Dataset rows:
»»
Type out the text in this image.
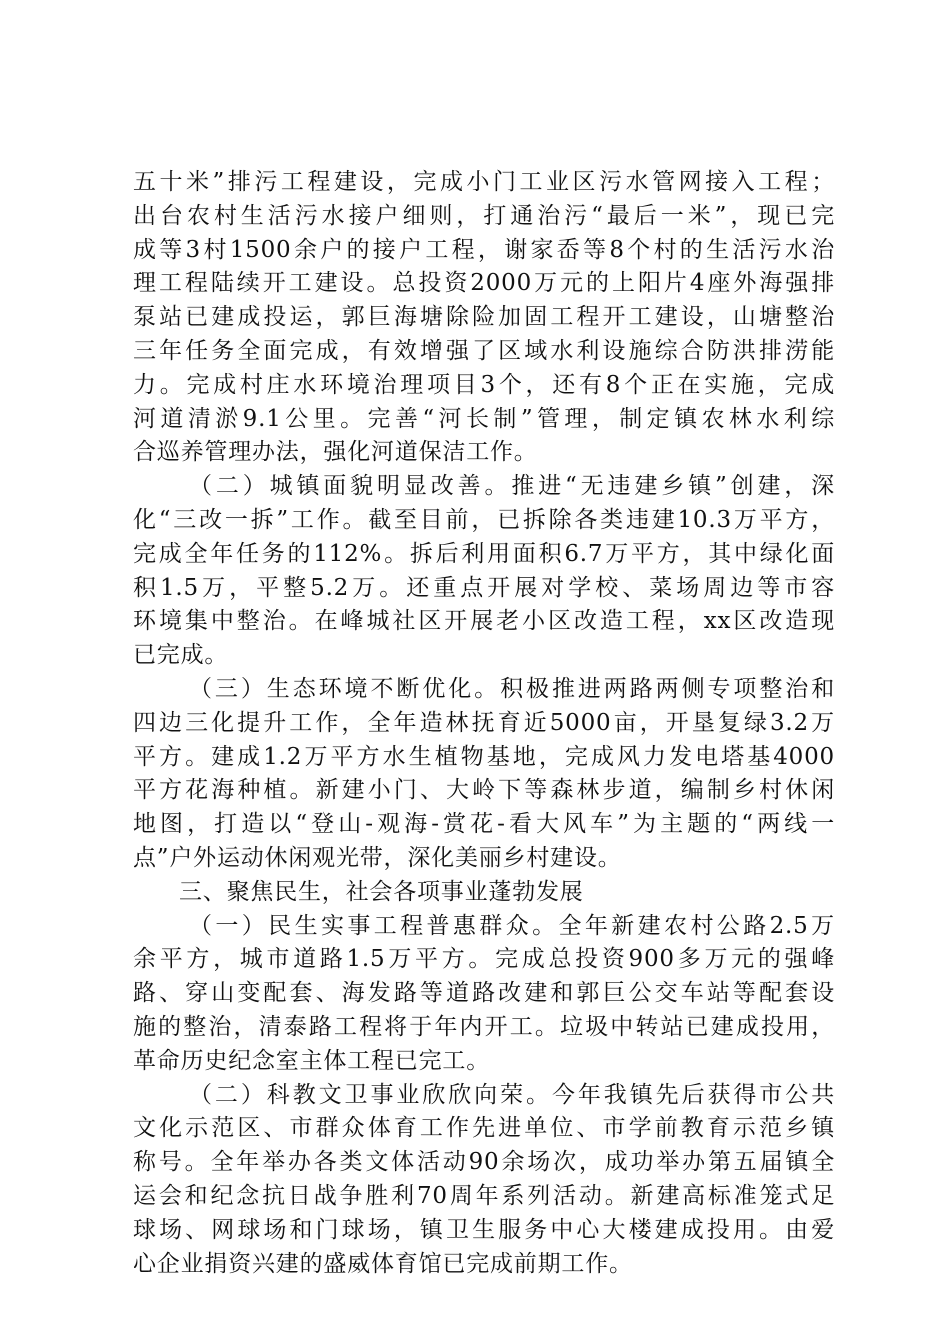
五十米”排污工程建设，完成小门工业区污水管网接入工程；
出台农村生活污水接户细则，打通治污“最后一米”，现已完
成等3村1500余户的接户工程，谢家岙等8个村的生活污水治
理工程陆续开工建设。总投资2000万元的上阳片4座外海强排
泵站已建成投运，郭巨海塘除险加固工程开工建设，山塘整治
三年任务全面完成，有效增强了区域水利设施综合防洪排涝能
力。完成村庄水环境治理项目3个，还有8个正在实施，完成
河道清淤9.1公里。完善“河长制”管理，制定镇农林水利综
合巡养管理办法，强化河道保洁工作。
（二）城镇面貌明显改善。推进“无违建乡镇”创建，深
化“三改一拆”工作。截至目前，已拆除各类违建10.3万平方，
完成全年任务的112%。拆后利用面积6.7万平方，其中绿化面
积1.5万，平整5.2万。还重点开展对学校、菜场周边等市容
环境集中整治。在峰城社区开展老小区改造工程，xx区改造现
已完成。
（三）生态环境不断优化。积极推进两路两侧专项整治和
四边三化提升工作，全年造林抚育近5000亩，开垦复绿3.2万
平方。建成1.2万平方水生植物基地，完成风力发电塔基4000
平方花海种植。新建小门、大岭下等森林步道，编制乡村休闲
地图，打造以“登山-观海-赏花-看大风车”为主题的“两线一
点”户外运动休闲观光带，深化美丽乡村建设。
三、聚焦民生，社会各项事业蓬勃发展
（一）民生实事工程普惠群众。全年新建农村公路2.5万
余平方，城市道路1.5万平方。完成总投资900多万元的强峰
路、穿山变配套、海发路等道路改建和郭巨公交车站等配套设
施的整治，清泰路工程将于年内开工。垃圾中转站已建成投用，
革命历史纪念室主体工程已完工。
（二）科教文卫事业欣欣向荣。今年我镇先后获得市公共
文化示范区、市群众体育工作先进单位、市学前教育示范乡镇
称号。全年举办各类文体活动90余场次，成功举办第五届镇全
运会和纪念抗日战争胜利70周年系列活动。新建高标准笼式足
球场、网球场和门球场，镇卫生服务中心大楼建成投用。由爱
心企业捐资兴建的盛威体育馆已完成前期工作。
««
## Problem
Quote each record exactly as it stands, minus the pictures.

## Finished task
Type out the text in this image.
五十米”排污工程建设，完成小门工业区污水管网接入工程；
出台农村生活污水接户细则，打通治污“最后一米”，现已完
成等3村1500余户的接户工程，谢家岙等8个村的生活污水治
理工程陆续开工建设。总投资2000万元的上阳片4座外海强排
泵站已建成投运，郭巨海塘除险加固工程开工建设，山塘整治
三年任务全面完成，有效增强了区域水利设施综合防洪排涝能
力。完成村庄水环境治理项目3个，还有8个正在实施，完成
河道清淤9.1公里。完善“河长制”管理，制定镇农林水利综
合巡养管理办法，强化河道保洁工作。
（二）城镇面貌明显改善。推进“无违建乡镇”创建，深
化“三改一拆”工作。截至目前，已拆除各类违建10.3万平方，
完成全年任务的112%。拆后利用面积6.7万平方，其中绿化面
积1.5万，平整5.2万。还重点开展对学校、菜场周边等市容
环境集中整治。在峰城社区开展老小区改造工程，xx区改造现
已完成。
（三）生态环境不断优化。积极推进两路两侧专项整治和
四边三化提升工作，全年造林抚育近5000亩，开垦复绿3.2万
平方。建成1.2万平方水生植物基地，完成风力发电塔基4000
平方花海种植。新建小门、大岭下等森林步道，编制乡村休闲
地图，打造以“登山-观海-赏花-看大风车”为主题的“两线一
点”户外运动休闲观光带，深化美丽乡村建设。
三、聚焦民生，社会各项事业蓬勃发展
（一）民生实事工程普惠群众。全年新建农村公路2.5万
余平方，城市道路1.5万平方。完成总投资900多万元的强峰
路、穿山变配套、海发路等道路改建和郭巨公交车站等配套设
施的整治，清泰路工程将于年内开工。垃圾中转站已建成投用，
革命历史纪念室主体工程已完工。
（二）科教文卫事业欣欣向荣。今年我镇先后获得市公共
文化示范区、市群众体育工作先进单位、市学前教育示范乡镇
称号。全年举办各类文体活动90余场次，成功举办第五届镇全
运会和纪念抗日战争胜利70周年系列活动。新建高标准笼式足
球场、网球场和门球场，镇卫生服务中心大楼建成投用。由爱
心企业捐资兴建的盛威体育馆已完成前期工作。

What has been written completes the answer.